#### [Stored data entries]
::::

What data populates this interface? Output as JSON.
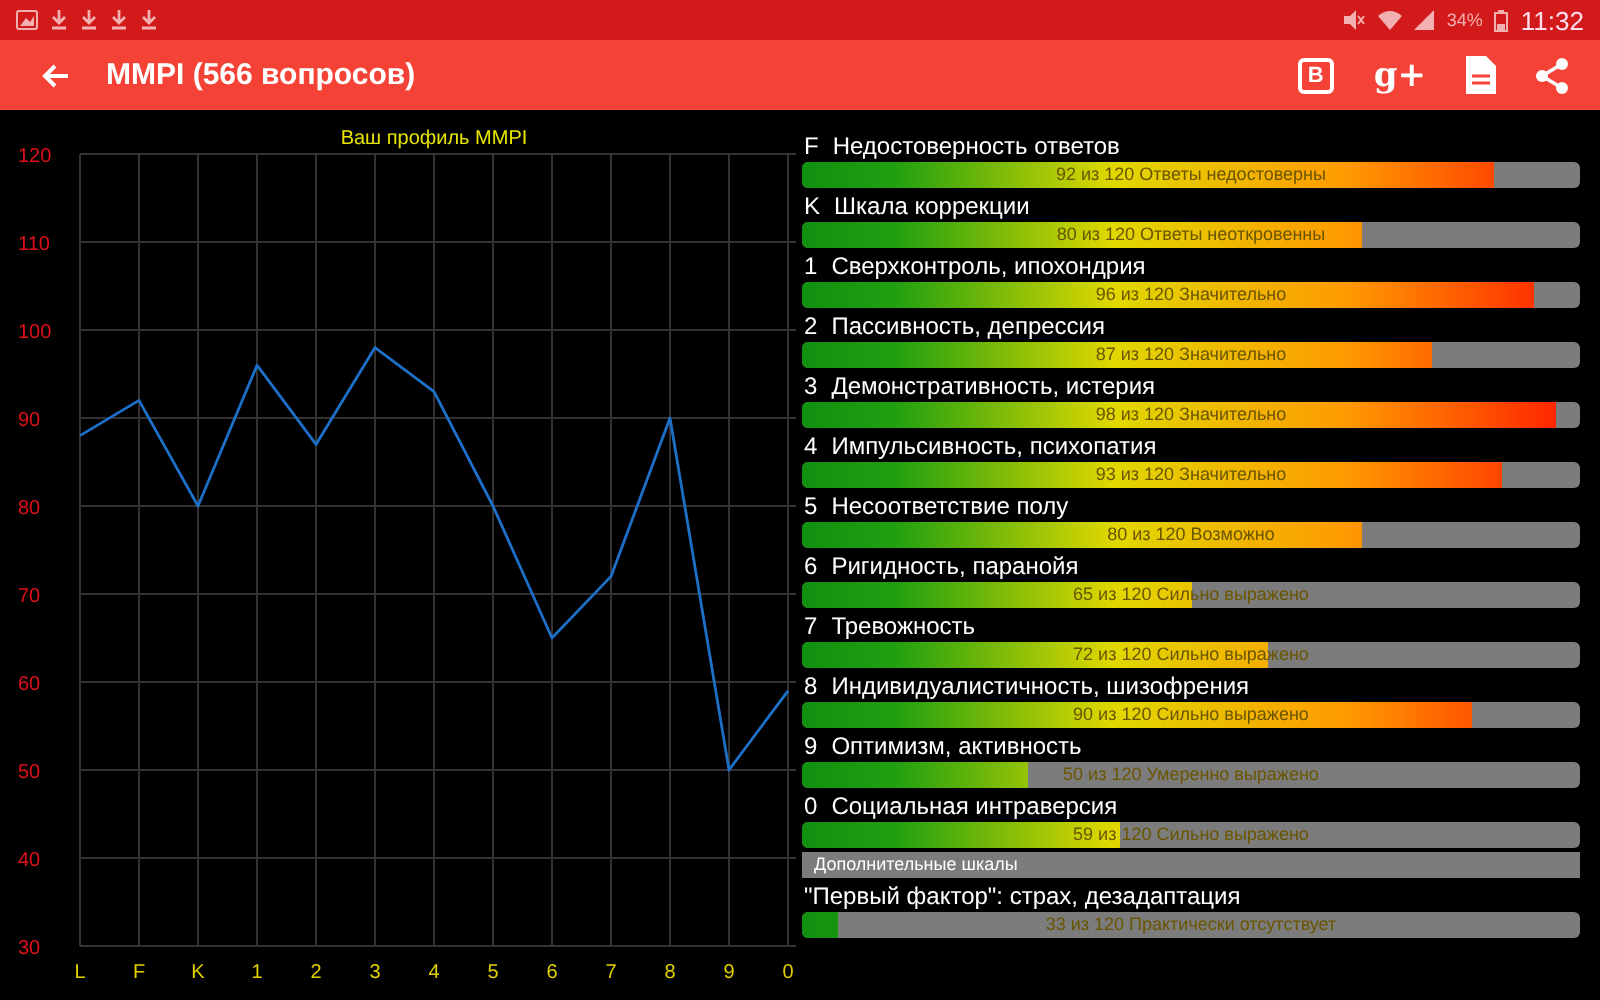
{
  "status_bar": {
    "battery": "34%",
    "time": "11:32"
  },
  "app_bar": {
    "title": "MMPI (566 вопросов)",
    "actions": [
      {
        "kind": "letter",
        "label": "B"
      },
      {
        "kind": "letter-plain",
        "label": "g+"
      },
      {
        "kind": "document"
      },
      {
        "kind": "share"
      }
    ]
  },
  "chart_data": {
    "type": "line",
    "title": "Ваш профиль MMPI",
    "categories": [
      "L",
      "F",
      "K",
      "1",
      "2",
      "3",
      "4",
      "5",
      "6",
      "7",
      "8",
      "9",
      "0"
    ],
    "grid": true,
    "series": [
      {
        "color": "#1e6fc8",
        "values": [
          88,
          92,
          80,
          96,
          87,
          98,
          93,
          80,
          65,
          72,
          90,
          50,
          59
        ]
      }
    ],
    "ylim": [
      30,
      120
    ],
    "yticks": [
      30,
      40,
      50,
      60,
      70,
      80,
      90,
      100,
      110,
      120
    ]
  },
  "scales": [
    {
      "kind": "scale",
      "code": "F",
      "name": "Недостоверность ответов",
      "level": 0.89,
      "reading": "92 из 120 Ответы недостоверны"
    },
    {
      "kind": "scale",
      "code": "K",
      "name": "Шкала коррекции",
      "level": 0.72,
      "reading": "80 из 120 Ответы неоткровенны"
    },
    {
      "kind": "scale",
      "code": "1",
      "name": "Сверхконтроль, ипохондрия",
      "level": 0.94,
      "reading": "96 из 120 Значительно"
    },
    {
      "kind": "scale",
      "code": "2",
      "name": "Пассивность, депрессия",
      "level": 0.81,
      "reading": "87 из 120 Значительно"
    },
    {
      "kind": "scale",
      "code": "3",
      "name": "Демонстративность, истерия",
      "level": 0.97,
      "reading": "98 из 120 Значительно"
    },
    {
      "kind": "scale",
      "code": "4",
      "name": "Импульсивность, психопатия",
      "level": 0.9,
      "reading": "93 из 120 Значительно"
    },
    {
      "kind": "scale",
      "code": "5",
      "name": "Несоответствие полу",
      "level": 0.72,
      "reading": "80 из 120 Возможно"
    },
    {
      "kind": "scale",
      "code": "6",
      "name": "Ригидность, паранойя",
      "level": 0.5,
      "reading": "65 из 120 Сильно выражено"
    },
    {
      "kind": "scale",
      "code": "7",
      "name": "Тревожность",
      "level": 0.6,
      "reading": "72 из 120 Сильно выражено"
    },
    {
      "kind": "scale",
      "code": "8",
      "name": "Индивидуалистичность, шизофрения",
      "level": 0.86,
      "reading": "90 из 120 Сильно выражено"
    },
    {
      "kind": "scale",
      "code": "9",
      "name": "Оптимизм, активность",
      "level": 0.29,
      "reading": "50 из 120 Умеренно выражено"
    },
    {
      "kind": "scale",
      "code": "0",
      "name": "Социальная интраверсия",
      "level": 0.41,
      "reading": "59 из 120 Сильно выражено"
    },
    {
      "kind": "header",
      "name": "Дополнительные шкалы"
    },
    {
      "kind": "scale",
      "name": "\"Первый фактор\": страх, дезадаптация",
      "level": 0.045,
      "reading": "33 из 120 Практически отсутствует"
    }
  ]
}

::::

#### [Your task]
Give every record again exactly, apart from the pictures, which stay out.

#### [Full answer]
What data populates this interface? Output as JSON.
{
  "status_bar": {
    "battery": "34%",
    "time": "11:32"
  },
  "app_bar": {
    "title": "MMPI (566 вопросов)",
    "actions": [
      {
        "kind": "letter",
        "label": "B"
      },
      {
        "kind": "letter-plain",
        "label": "g+"
      },
      {
        "kind": "document"
      },
      {
        "kind": "share"
      }
    ]
  },
  "chart_data": {
    "type": "line",
    "title": "Ваш профиль MMPI",
    "categories": [
      "L",
      "F",
      "K",
      "1",
      "2",
      "3",
      "4",
      "5",
      "6",
      "7",
      "8",
      "9",
      "0"
    ],
    "grid": true,
    "series": [
      {
        "color": "#1e6fc8",
        "values": [
          88,
          92,
          80,
          96,
          87,
          98,
          93,
          80,
          65,
          72,
          90,
          50,
          59
        ]
      }
    ],
    "ylim": [
      30,
      120
    ],
    "yticks": [
      30,
      40,
      50,
      60,
      70,
      80,
      90,
      100,
      110,
      120
    ]
  },
  "scales": [
    {
      "kind": "scale",
      "code": "F",
      "name": "Недостоверность ответов",
      "level": 0.89,
      "reading": "92 из 120 Ответы недостоверны"
    },
    {
      "kind": "scale",
      "code": "K",
      "name": "Шкала коррекции",
      "level": 0.72,
      "reading": "80 из 120 Ответы неоткровенны"
    },
    {
      "kind": "scale",
      "code": "1",
      "name": "Сверхконтроль, ипохондрия",
      "level": 0.94,
      "reading": "96 из 120 Значительно"
    },
    {
      "kind": "scale",
      "code": "2",
      "name": "Пассивность, депрессия",
      "level": 0.81,
      "reading": "87 из 120 Значительно"
    },
    {
      "kind": "scale",
      "code": "3",
      "name": "Демонстративность, истерия",
      "level": 0.97,
      "reading": "98 из 120 Значительно"
    },
    {
      "kind": "scale",
      "code": "4",
      "name": "Импульсивность, психопатия",
      "level": 0.9,
      "reading": "93 из 120 Значительно"
    },
    {
      "kind": "scale",
      "code": "5",
      "name": "Несоответствие полу",
      "level": 0.72,
      "reading": "80 из 120 Возможно"
    },
    {
      "kind": "scale",
      "code": "6",
      "name": "Ригидность, паранойя",
      "level": 0.5,
      "reading": "65 из 120 Сильно выражено"
    },
    {
      "kind": "scale",
      "code": "7",
      "name": "Тревожность",
      "level": 0.6,
      "reading": "72 из 120 Сильно выражено"
    },
    {
      "kind": "scale",
      "code": "8",
      "name": "Индивидуалистичность, шизофрения",
      "level": 0.86,
      "reading": "90 из 120 Сильно выражено"
    },
    {
      "kind": "scale",
      "code": "9",
      "name": "Оптимизм, активность",
      "level": 0.29,
      "reading": "50 из 120 Умеренно выражено"
    },
    {
      "kind": "scale",
      "code": "0",
      "name": "Социальная интраверсия",
      "level": 0.41,
      "reading": "59 из 120 Сильно выражено"
    },
    {
      "kind": "header",
      "name": "Дополнительные шкалы"
    },
    {
      "kind": "scale",
      "name": "\"Первый фактор\": страх, дезадаптация",
      "level": 0.045,
      "reading": "33 из 120 Практически отсутствует"
    }
  ]
}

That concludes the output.